Begin Recorded data

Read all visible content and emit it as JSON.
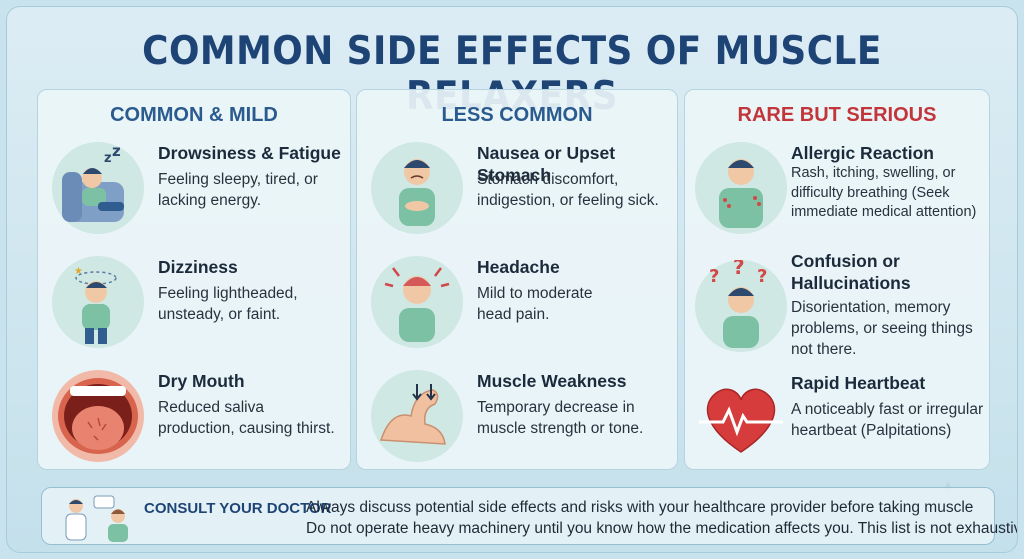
{
  "title": "COMMON SIDE EFFECTS OF MUSCLE RELAXERS",
  "columns": [
    {
      "heading": "COMMON & MILD",
      "items": [
        {
          "name": "Drowsiness & Fatigue",
          "desc_lines": [
            "Feeling sleepy, tired, or",
            "lacking energy."
          ],
          "icon": "sleepy-person-icon"
        },
        {
          "name": "Dizziness",
          "desc_lines": [
            "Feeling lightheaded,",
            "unsteady, or faint."
          ],
          "icon": "dizzy-person-icon"
        },
        {
          "name": "Dry Mouth",
          "desc_lines": [
            "Reduced saliva",
            "production, causing thirst."
          ],
          "icon": "open-mouth-icon"
        }
      ]
    },
    {
      "heading": "LESS COMMON",
      "items": [
        {
          "name": "Nausea or Upset Stomach",
          "desc_lines": [
            "Stomach discomfort,",
            "indigestion, or feeling sick."
          ],
          "icon": "nauseous-person-icon"
        },
        {
          "name": "Headache",
          "desc_lines": [
            "Mild to moderate",
            "head pain."
          ],
          "icon": "headache-person-icon"
        },
        {
          "name": "Muscle Weakness",
          "desc_lines": [
            "Temporary decrease in",
            "muscle strength or tone."
          ],
          "icon": "weak-arm-icon"
        }
      ]
    },
    {
      "heading": "RARE BUT SERIOUS",
      "items": [
        {
          "name": "Allergic Reaction",
          "desc_lines": [
            "Rash, itching, swelling, or",
            "difficulty breathing (Seek",
            "immediate medical attention)"
          ],
          "icon": "rash-person-icon"
        },
        {
          "name_lines": [
            "Confusion or",
            "Hallucinations"
          ],
          "desc_lines": [
            "Disorientation, memory",
            "problems, or seeing things",
            "not there."
          ],
          "icon": "confused-person-icon"
        },
        {
          "name": "Rapid Heartbeat",
          "desc_lines": [
            "A noticeably fast or irregular",
            "heartbeat (Palpitations)"
          ],
          "icon": "heartbeat-icon"
        }
      ]
    }
  ],
  "consult": {
    "label": "CONSULT YOUR DOCTOR",
    "line1": "Always discuss potential side effects and risks with your healthcare provider before taking muscle",
    "line2": "Do not operate heavy machinery until you know how the medication affects you. This list is not exhaustive.",
    "icon": "doctor-patient-icon"
  },
  "colors": {
    "title": "#1e4476",
    "heading_blue": "#2b5b8e",
    "heading_red": "#c2363b"
  }
}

End Recorded data

* What you will do:
Return each full line of the entries that contains the word "Stomach".

* Output below:
          "name": "Nausea or Upset Stomach",
            "Stomach discomfort,",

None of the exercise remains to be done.